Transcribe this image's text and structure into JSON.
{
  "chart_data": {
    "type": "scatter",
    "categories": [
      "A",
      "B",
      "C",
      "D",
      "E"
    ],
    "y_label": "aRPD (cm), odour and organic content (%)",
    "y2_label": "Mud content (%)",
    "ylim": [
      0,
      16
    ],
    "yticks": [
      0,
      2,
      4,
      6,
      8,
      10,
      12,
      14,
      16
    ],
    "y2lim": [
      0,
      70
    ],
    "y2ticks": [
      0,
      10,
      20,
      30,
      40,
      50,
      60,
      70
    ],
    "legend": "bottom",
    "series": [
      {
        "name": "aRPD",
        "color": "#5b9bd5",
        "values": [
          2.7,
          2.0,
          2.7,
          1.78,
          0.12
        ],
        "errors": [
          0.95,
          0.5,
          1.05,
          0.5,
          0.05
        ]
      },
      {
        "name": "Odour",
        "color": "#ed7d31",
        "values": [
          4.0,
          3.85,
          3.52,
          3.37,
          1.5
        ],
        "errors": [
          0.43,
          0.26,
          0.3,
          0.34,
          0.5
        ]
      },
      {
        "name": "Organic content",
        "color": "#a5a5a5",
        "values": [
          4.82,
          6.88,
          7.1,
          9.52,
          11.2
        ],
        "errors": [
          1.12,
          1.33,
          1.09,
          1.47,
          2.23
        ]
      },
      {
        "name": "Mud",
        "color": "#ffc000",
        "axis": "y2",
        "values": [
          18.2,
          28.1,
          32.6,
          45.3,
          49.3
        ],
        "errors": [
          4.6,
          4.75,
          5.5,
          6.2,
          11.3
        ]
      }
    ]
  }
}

- **Work instructions**
Above are the entries; count how many of their lines contain the word "name" and give only that number.

- **Full solution**
4